Render each line of the material below as a JSON array of strings, one string per line, omitting blank lines.

········

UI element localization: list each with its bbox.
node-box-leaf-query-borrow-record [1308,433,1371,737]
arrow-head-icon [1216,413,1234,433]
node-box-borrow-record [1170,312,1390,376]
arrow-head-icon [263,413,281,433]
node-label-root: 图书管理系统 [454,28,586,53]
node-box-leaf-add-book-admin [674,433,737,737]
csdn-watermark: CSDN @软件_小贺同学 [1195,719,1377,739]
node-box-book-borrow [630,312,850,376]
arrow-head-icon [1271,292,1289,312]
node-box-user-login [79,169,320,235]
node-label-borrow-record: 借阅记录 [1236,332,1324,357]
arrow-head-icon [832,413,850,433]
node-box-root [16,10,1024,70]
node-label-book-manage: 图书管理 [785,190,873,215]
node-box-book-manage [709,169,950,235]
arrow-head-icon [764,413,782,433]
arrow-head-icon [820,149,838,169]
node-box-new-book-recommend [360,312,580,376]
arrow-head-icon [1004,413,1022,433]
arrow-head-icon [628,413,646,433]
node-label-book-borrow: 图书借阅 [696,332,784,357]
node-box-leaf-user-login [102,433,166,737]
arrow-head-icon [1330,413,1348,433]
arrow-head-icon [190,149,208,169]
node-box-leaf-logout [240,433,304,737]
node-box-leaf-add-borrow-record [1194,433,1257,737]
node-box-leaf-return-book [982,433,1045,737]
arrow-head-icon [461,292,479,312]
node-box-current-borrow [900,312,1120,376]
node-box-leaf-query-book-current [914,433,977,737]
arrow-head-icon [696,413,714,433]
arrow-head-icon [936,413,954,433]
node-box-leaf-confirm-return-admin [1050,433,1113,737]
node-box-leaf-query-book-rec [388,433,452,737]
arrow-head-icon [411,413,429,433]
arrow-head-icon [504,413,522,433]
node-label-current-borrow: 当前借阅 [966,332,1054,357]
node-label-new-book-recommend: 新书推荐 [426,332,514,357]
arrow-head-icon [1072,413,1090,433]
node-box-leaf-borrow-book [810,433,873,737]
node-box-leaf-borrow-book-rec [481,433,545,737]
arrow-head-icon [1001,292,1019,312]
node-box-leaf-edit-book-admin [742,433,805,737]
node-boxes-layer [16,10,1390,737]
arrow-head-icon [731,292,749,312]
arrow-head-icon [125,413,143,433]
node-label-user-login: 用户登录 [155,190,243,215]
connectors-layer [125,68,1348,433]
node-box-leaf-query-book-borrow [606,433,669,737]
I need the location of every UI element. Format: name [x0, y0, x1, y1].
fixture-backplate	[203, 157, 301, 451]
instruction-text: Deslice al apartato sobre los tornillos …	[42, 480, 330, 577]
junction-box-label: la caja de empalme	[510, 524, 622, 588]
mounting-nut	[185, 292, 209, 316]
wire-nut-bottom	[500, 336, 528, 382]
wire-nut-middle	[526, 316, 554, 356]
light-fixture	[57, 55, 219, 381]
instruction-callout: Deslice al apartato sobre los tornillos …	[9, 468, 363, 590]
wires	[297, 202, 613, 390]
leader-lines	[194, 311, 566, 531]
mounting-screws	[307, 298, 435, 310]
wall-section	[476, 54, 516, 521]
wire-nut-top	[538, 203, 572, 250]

········

**Exercise solution**.
[
  "UI element localization: list each with its bbox.",
  "node-box-leaf-query-borrow-record [1308,433,1371,737]",
  "arrow-head-icon [1216,413,1234,433]",
  "node-box-borrow-record [1170,312,1390,376]",
  "arrow-head-icon [263,413,281,433]",
  "node-label-root: 图书管理系统 [454,28,586,53]",
  "node-box-leaf-add-book-admin [674,433,737,737]",
  "csdn-watermark: CSDN @软件_小贺同学 [1195,719,1377,739]",
  "node-box-book-borrow [630,312,850,376]",
  "arrow-head-icon [1271,292,1289,312]",
  "node-box-user-login [79,169,320,235]",
  "node-label-borrow-record: 借阅记录 [1236,332,1324,357]",
  "arrow-head-icon [832,413,850,433]",
  "node-box-root [16,10,1024,70]",
  "node-label-book-manage: 图书管理 [785,190,873,215]",
  "node-box-book-manage [709,169,950,235]",
  "arrow-head-icon [764,413,782,433]",
  "arrow-head-icon [820,149,838,169]",
  "node-box-new-book-recommend [360,312,580,376]",
  "arrow-head-icon [1004,413,1022,433]",
  "arrow-head-icon [628,413,646,433]",
  "node-label-book-borrow: 图书借阅 [696,332,784,357]",
  "node-box-leaf-user-login [102,433,166,737]",
  "arrow-head-icon [1330,413,1348,433]",
  "arrow-head-icon [190,149,208,169]",
  "node-box-leaf-logout [240,433,304,737]",
  "node-box-leaf-add-borrow-record [1194,433,1257,737]",
  "node-box-leaf-return-book [982,433,1045,737]",
  "arrow-head-icon [461,292,479,312]",
  "node-box-current-borrow [900,312,1120,376]",
  "node-box-leaf-query-book-current [914,433,977,737]",
  "arrow-head-icon [696,413,714,433]",
  "arrow-head-icon [936,413,954,433]",
  "node-box-leaf-confirm-return-admin [1050,433,1113,737]",
  "node-box-leaf-query-book-rec [388,433,452,737]",
  "arrow-head-icon [411,413,429,433]",
  "arrow-head-icon [504,413,522,433]",
  "node-label-current-borrow: 当前借阅 [966,332,1054,357]",
  "node-label-new-book-recommend: 新书推荐 [426,332,514,357]",
  "arrow-head-icon [1072,413,1090,433]",
  "node-box-leaf-borrow-book [810,433,873,737]",
  "node-box-leaf-borrow-book-rec [481,433,545,737]",
  "arrow-head-icon [1001,292,1019,312]",
  "node-box-leaf-edit-book-admin [742,433,805,737]",
  "node-boxes-layer [16,10,1390,737]",
  "arrow-head-icon [731,292,749,312]",
  "arrow-head-icon [125,413,143,433]",
  "node-label-user-login: 用户登录 [155,190,243,215]",
  "connectors-layer [125,68,1348,433]",
  "node-box-leaf-query-book-borrow [606,433,669,737]",
  "I need the location of every UI element. Format: name [x0, y0, x1, y1].",
  "fixture-backplate\t[203, 157, 301, 451]",
  "instruction-text: Deslice al apartato sobre los tornillos …\t[42, 480, 330, 577]",
  "junction-box-label: la caja de empalme\t[510, 524, 622, 588]",
  "mounting-nut\t[185, 292, 209, 316]",
  "wire-nut-bottom\t[500, 336, 528, 382]",
  "wire-nut-middle\t[526, 316, 554, 356]",
  "light-fixture\t[57, 55, 219, 381]",
  "instruction-callout: Deslice al apartato sobre los tornillos …\t[9, 468, 363, 590]",
  "wires\t[297, 202, 613, 390]",
  "leader-lines\t[194, 311, 566, 531]",
  "mounting-screws\t[307, 298, 435, 310]",
  "wall-section\t[476, 54, 516, 521]",
  "wire-nut-top\t[538, 203, 572, 250]"
]